What to do: In the records below, work out how many lines hold the word "text". Report the number alone.
───── Dataset entries ─────
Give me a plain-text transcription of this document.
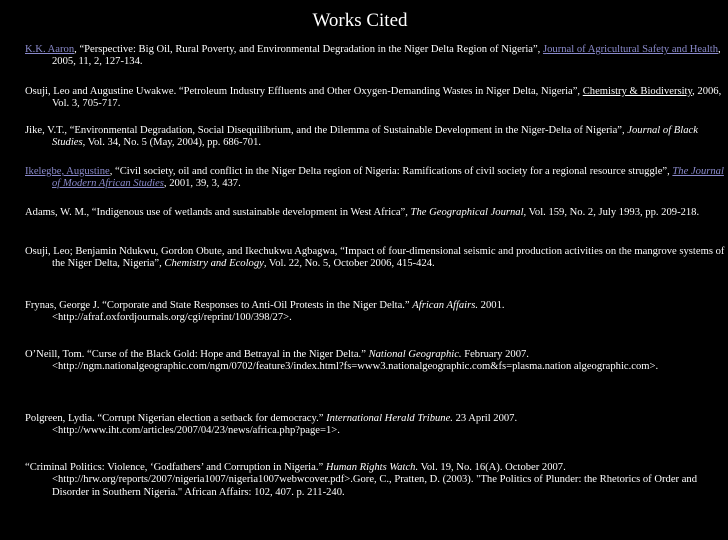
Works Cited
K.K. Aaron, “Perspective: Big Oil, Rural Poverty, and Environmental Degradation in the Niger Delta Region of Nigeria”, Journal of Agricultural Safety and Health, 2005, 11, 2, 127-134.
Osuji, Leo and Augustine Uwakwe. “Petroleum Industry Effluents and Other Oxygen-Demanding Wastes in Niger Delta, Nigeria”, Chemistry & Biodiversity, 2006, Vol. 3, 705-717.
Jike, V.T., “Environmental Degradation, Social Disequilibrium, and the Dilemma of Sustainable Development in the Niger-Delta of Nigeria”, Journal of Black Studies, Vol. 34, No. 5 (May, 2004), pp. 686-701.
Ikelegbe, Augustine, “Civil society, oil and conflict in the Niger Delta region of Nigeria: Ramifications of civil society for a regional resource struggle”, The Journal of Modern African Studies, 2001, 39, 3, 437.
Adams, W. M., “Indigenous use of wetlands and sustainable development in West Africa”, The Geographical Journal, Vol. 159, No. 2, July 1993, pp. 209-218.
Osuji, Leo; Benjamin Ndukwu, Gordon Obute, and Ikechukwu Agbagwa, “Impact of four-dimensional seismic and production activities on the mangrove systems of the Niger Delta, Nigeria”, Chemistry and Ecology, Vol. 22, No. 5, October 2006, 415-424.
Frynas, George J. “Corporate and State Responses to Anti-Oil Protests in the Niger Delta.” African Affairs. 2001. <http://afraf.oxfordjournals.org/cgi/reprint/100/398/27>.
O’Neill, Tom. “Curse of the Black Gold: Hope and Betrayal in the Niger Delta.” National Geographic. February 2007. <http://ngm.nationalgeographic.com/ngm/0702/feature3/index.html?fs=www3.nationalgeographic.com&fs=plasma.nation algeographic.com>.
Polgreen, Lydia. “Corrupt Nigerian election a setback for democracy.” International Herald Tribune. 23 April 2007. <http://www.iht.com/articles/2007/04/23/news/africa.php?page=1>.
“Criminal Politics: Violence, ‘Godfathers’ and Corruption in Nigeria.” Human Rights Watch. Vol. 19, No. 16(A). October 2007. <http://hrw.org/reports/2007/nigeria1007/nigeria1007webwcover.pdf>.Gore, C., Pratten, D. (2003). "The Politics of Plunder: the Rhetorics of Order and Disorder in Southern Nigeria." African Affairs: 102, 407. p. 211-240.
─────
───── Dataset entries ─────
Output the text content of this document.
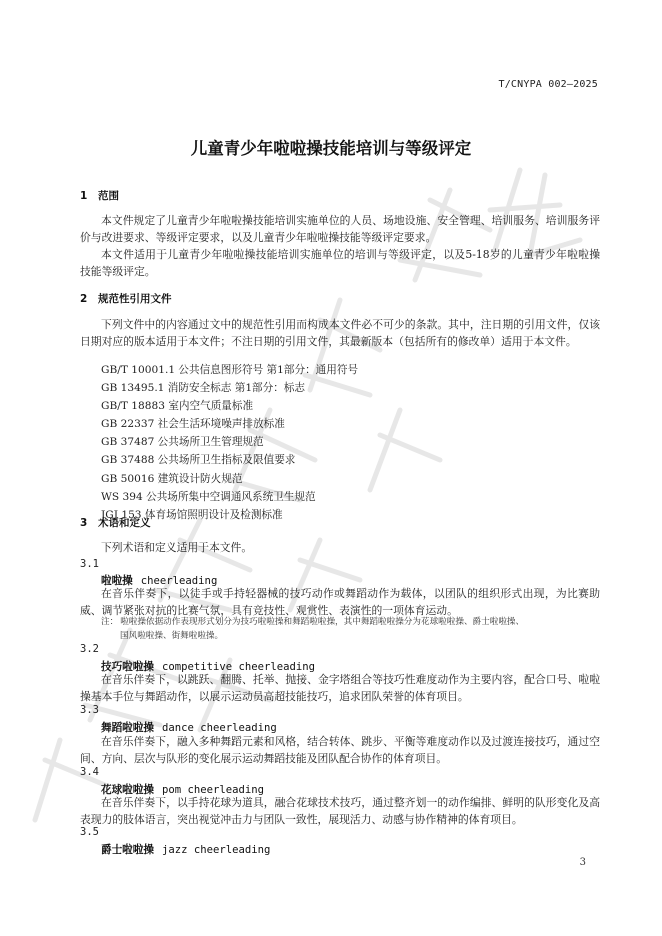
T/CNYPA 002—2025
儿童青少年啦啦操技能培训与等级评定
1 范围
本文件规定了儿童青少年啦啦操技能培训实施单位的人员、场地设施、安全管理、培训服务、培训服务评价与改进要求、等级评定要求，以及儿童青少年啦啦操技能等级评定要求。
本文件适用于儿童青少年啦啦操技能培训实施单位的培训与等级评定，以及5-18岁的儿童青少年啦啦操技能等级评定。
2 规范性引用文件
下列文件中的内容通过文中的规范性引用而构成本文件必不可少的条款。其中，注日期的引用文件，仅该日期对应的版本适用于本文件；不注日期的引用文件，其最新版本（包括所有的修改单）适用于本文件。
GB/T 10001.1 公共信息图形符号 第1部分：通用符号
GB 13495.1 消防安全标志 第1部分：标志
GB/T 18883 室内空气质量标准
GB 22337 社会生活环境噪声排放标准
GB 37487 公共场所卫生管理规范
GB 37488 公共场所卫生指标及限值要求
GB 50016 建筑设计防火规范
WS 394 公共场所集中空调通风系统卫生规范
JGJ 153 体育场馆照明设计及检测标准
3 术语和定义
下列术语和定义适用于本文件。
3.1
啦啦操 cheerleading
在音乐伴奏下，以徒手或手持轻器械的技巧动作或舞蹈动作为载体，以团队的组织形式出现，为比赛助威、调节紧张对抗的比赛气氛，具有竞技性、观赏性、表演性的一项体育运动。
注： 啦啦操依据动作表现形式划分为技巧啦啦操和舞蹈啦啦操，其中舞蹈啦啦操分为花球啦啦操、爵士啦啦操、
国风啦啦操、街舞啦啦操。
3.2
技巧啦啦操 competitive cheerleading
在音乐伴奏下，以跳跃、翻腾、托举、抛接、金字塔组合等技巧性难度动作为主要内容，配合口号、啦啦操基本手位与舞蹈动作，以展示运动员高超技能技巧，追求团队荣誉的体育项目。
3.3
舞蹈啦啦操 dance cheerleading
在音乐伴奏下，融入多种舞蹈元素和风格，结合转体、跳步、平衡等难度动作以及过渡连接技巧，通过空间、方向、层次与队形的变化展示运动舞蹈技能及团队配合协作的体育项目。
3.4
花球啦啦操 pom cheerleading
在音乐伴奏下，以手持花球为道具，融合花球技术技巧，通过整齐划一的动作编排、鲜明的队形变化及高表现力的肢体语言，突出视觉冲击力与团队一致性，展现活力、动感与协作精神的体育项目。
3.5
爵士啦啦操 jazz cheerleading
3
─────
───── Dataset entries ─────
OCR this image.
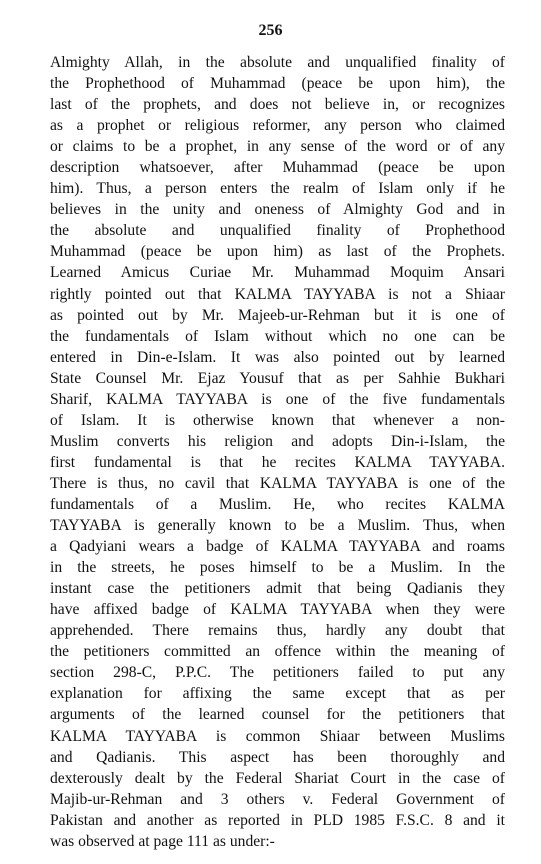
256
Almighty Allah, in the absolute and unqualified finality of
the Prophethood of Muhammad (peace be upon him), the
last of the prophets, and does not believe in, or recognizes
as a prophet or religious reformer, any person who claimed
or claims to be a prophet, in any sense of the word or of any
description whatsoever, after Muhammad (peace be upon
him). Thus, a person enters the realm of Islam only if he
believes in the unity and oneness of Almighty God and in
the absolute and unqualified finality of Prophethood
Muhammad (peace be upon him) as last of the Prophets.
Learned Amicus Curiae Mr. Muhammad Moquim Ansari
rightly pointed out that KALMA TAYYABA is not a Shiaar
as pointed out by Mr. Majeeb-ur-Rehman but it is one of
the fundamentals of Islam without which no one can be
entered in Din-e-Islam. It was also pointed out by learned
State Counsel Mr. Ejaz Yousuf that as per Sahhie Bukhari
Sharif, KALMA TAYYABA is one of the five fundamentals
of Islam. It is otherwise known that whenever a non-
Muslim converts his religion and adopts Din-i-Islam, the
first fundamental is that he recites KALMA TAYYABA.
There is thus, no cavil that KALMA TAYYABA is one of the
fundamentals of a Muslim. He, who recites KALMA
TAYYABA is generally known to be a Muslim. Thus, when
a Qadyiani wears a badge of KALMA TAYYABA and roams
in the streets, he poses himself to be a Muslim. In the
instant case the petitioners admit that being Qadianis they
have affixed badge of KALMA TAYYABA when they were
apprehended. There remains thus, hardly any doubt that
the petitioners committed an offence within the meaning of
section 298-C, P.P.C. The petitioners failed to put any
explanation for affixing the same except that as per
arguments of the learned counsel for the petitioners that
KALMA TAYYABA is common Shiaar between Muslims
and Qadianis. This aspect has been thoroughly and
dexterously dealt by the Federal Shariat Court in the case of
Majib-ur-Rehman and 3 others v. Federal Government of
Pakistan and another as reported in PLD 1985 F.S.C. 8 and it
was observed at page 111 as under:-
─────
Solution to this exercise: 2